**Requirements:** Your task is to repeat the entries word for word while leaving out the pictures.

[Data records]
* start *
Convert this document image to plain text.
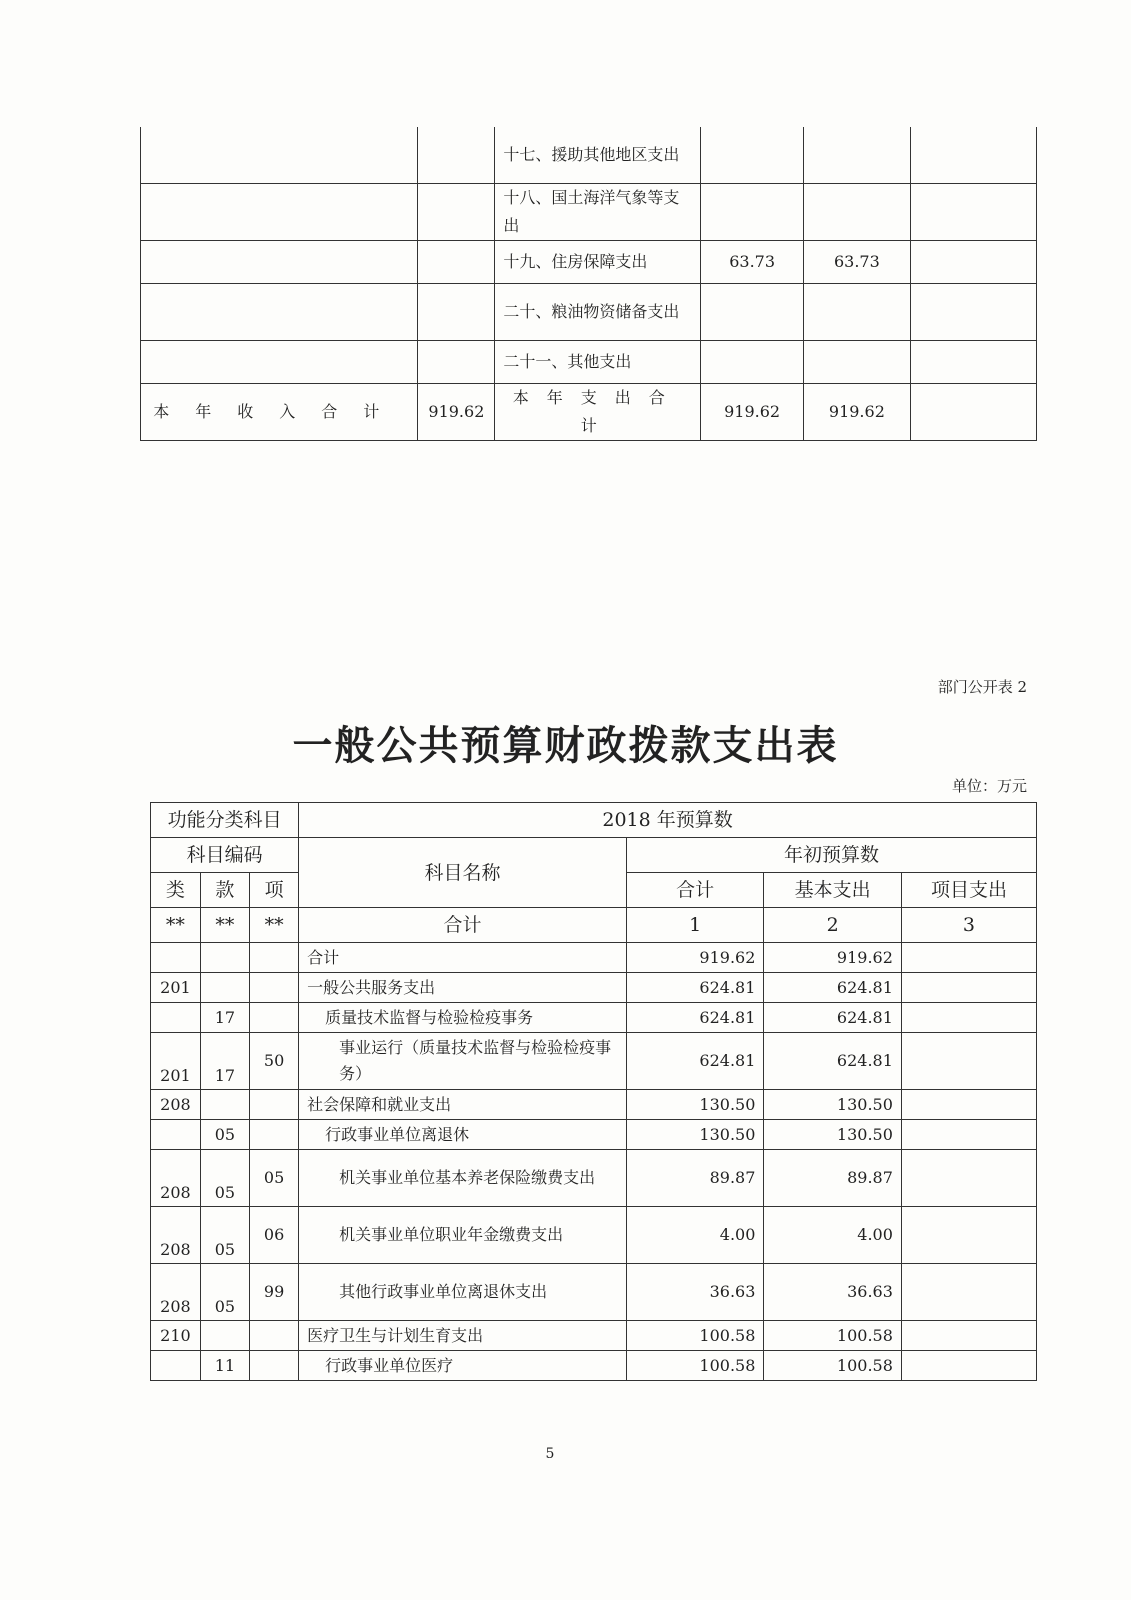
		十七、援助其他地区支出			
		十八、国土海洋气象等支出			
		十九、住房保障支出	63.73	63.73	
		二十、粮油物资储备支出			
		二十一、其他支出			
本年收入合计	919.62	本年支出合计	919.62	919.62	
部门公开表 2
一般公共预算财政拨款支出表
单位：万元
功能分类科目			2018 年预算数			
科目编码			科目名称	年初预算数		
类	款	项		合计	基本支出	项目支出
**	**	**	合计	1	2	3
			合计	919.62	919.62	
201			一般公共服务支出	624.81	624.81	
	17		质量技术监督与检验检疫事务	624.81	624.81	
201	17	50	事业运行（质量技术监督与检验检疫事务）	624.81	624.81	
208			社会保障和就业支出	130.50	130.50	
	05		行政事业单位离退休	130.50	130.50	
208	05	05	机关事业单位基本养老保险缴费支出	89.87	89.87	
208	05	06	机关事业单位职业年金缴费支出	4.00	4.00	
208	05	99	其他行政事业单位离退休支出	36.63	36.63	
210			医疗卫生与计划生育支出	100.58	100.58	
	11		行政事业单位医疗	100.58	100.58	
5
* end *
**Final result:**
Convert this document image to plain text.
		十七、援助其他地区支出			
		十八、国土海洋气象等支出			
		十九、住房保障支出	63.73	63.73	
		二十、粮油物资储备支出			
		二十一、其他支出			
本年收入合计	919.62	本年支出合计	919.62	919.62	
部门公开表 2
一般公共预算财政拨款支出表
单位：万元
功能分类科目			2018 年预算数			
科目编码			科目名称	年初预算数		
类	款	项		合计	基本支出	项目支出
**	**	**	合计	1	2	3
			合计	919.62	919.62	
201			一般公共服务支出	624.81	624.81	
	17		质量技术监督与检验检疫事务	624.81	624.81	
201	17	50	事业运行（质量技术监督与检验检疫事务）	624.81	624.81	
208			社会保障和就业支出	130.50	130.50	
	05		行政事业单位离退休	130.50	130.50	
208	05	05	机关事业单位基本养老保险缴费支出	89.87	89.87	
208	05	06	机关事业单位职业年金缴费支出	4.00	4.00	
208	05	99	其他行政事业单位离退休支出	36.63	36.63	
210			医疗卫生与计划生育支出	100.58	100.58	
	11		行政事业单位医疗	100.58	100.58	
5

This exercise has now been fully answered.